Exercise details ::
Write out every entry exactly as it stands.

Stored items from a collection ::
►

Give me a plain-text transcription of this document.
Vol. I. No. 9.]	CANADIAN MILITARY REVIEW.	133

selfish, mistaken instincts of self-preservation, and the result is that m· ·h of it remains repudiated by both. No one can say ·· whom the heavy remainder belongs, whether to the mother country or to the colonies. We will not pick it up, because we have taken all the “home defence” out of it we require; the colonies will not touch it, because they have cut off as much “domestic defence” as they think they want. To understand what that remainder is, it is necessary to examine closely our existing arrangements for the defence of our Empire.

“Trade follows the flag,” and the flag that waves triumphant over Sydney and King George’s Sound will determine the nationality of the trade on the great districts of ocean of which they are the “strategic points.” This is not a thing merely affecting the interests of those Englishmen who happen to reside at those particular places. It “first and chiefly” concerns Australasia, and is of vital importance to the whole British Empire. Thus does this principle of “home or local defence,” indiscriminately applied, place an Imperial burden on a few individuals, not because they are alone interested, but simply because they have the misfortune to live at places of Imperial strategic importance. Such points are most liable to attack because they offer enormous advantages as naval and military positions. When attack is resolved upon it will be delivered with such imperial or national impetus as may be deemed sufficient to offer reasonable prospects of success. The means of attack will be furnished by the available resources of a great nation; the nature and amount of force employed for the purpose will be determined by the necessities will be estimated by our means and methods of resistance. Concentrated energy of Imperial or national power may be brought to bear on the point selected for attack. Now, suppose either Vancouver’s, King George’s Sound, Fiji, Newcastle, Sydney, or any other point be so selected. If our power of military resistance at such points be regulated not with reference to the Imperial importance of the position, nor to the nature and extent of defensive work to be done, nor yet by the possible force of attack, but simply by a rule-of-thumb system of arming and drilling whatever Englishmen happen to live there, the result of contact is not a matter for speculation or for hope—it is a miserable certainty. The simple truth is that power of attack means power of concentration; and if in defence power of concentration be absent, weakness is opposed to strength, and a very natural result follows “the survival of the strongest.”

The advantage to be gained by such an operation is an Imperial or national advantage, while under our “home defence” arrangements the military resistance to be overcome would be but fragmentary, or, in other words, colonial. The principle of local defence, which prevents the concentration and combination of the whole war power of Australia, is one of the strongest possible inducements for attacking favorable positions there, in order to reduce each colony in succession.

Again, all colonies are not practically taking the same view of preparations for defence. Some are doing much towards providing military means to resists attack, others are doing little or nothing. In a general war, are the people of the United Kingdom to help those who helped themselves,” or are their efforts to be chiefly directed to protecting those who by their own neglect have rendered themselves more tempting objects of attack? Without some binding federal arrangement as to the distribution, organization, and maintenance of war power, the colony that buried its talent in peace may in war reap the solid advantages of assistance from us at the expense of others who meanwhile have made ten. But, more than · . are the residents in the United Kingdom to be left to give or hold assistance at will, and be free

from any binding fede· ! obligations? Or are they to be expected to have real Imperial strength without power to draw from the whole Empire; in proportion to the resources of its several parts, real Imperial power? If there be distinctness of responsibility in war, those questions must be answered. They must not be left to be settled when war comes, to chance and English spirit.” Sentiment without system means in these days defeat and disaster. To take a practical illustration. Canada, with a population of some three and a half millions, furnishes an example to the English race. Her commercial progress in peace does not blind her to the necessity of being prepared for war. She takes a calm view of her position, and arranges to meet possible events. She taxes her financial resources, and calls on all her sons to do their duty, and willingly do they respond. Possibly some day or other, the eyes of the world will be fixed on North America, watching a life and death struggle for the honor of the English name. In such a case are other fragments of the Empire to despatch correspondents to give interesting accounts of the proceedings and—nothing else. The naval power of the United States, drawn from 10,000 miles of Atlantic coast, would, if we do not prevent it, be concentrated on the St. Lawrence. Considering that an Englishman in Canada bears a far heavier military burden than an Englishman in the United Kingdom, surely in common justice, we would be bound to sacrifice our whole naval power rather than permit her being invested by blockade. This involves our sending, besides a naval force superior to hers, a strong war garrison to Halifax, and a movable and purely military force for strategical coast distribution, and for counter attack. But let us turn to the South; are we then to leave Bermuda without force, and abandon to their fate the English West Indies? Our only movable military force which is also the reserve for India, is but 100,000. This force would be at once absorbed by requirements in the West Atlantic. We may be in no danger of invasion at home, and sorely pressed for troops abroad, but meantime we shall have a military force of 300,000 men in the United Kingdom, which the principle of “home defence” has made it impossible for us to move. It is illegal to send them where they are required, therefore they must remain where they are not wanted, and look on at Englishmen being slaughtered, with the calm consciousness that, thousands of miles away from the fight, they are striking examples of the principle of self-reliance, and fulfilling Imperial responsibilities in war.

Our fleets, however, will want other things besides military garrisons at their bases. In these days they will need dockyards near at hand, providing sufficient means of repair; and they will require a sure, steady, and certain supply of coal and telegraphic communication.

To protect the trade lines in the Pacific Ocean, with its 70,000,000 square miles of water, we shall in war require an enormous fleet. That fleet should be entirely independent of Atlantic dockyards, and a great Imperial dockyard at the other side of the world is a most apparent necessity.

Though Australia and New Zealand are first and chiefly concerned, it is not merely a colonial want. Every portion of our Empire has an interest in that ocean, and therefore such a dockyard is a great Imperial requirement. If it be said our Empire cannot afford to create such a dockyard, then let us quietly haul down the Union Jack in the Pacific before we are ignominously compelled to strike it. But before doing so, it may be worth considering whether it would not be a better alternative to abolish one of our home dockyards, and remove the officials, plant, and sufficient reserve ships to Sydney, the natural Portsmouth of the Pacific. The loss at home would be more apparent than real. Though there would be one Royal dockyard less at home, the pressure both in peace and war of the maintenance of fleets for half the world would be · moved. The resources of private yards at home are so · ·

◄

Result ::
Give me a plain-text transcription of this document.
Vol. I. No. 9.]	CANADIAN MILITARY REVIEW.	133

selfish, mistaken instincts of self-preservation, and the result is that m· ·h of it remains repudiated by both. No one can say ·· whom the heavy remainder belongs, whether to the mother country or to the colonies. We will not pick it up, because we have taken all the “home defence” out of it we require; the colonies will not touch it, because they have cut off as much “domestic defence” as they think they want. To understand what that remainder is, it is necessary to examine closely our existing arrangements for the defence of our Empire.

“Trade follows the flag,” and the flag that waves triumphant over Sydney and King George’s Sound will determine the nationality of the trade on the great districts of ocean of which they are the “strategic points.” This is not a thing merely affecting the interests of those Englishmen who happen to reside at those particular places. It “first and chiefly” concerns Australasia, and is of vital importance to the whole British Empire. Thus does this principle of “home or local defence,” indiscriminately applied, place an Imperial burden on a few individuals, not because they are alone interested, but simply because they have the misfortune to live at places of Imperial strategic importance. Such points are most liable to attack because they offer enormous advantages as naval and military positions. When attack is resolved upon it will be delivered with such imperial or national impetus as may be deemed sufficient to offer reasonable prospects of success. The means of attack will be furnished by the available resources of a great nation; the nature and amount of force employed for the purpose will be determined by the necessities will be estimated by our means and methods of resistance. Concentrated energy of Imperial or national power may be brought to bear on the point selected for attack. Now, suppose either Vancouver’s, King George’s Sound, Fiji, Newcastle, Sydney, or any other point be so selected. If our power of military resistance at such points be regulated not with reference to the Imperial importance of the position, nor to the nature and extent of defensive work to be done, nor yet by the possible force of attack, but simply by a rule-of-thumb system of arming and drilling whatever Englishmen happen to live there, the result of contact is not a matter for speculation or for hope—it is a miserable certainty. The simple truth is that power of attack means power of concentration; and if in defence power of concentration be absent, weakness is opposed to strength, and a very natural result follows “the survival of the strongest.”

The advantage to be gained by such an operation is an Imperial or national advantage, while under our “home defence” arrangements the military resistance to be overcome would be but fragmentary, or, in other words, colonial. The principle of local defence, which prevents the concentration and combination of the whole war power of Australia, is one of the strongest possible inducements for attacking favorable positions there, in order to reduce each colony in succession.

Again, all colonies are not practically taking the same view of preparations for defence. Some are doing much towards providing military means to resists attack, others are doing little or nothing. In a general war, are the people of the United Kingdom to help those who helped themselves,” or are their efforts to be chiefly directed to protecting those who by their own neglect have rendered themselves more tempting objects of attack? Without some binding federal arrangement as to the distribution, organization, and maintenance of war power, the colony that buried its talent in peace may in war reap the solid advantages of assistance from us at the expense of others who meanwhile have made ten. But, more than · . are the residents in the United Kingdom to be left to give or hold assistance at will, and be free

from any binding fede· ! obligations? Or are they to be expected to have real Imperial strength without power to draw from the whole Empire; in proportion to the resources of its several parts, real Imperial power? If there be distinctness of responsibility in war, those questions must be answered. They must not be left to be settled when war comes, to chance and English spirit.” Sentiment without system means in these days defeat and disaster. To take a practical illustration. Canada, with a population of some three and a half millions, furnishes an example to the English race. Her commercial progress in peace does not blind her to the necessity of being prepared for war. She takes a calm view of her position, and arranges to meet possible events. She taxes her financial resources, and calls on all her sons to do their duty, and willingly do they respond. Possibly some day or other, the eyes of the world will be fixed on North America, watching a life and death struggle for the honor of the English name. In such a case are other fragments of the Empire to despatch correspondents to give interesting accounts of the proceedings and—nothing else. The naval power of the United States, drawn from 10,000 miles of Atlantic coast, would, if we do not prevent it, be concentrated on the St. Lawrence. Considering that an Englishman in Canada bears a far heavier military burden than an Englishman in the United Kingdom, surely in common justice, we would be bound to sacrifice our whole naval power rather than permit her being invested by blockade. This involves our sending, besides a naval force superior to hers, a strong war garrison to Halifax, and a movable and purely military force for strategical coast distribution, and for counter attack. But let us turn to the South; are we then to leave Bermuda without force, and abandon to their fate the English West Indies? Our only movable military force which is also the reserve for India, is but 100,000. This force would be at once absorbed by requirements in the West Atlantic. We may be in no danger of invasion at home, and sorely pressed for troops abroad, but meantime we shall have a military force of 300,000 men in the United Kingdom, which the principle of “home defence” has made it impossible for us to move. It is illegal to send them where they are required, therefore they must remain where they are not wanted, and look on at Englishmen being slaughtered, with the calm consciousness that, thousands of miles away from the fight, they are striking examples of the principle of self-reliance, and fulfilling Imperial responsibilities in war.

Our fleets, however, will want other things besides military garrisons at their bases. In these days they will need dockyards near at hand, providing sufficient means of repair; and they will require a sure, steady, and certain supply of coal and telegraphic communication.

To protect the trade lines in the Pacific Ocean, with its 70,000,000 square miles of water, we shall in war require an enormous fleet. That fleet should be entirely independent of Atlantic dockyards, and a great Imperial dockyard at the other side of the world is a most apparent necessity.

Though Australia and New Zealand are first and chiefly concerned, it is not merely a colonial want. Every portion of our Empire has an interest in that ocean, and therefore such a dockyard is a great Imperial requirement. If it be said our Empire cannot afford to create such a dockyard, then let us quietly haul down the Union Jack in the Pacific before we are ignominously compelled to strike it. But before doing so, it may be worth considering whether it would not be a better alternative to abolish one of our home dockyards, and remove the officials, plant, and sufficient reserve ships to Sydney, the natural Portsmouth of the Pacific. The loss at home would be more apparent than real. Though there would be one Royal dockyard less at home, the pressure both in peace and war of the maintenance of fleets for half the world would be · moved. The resources of private yards at home are so · ·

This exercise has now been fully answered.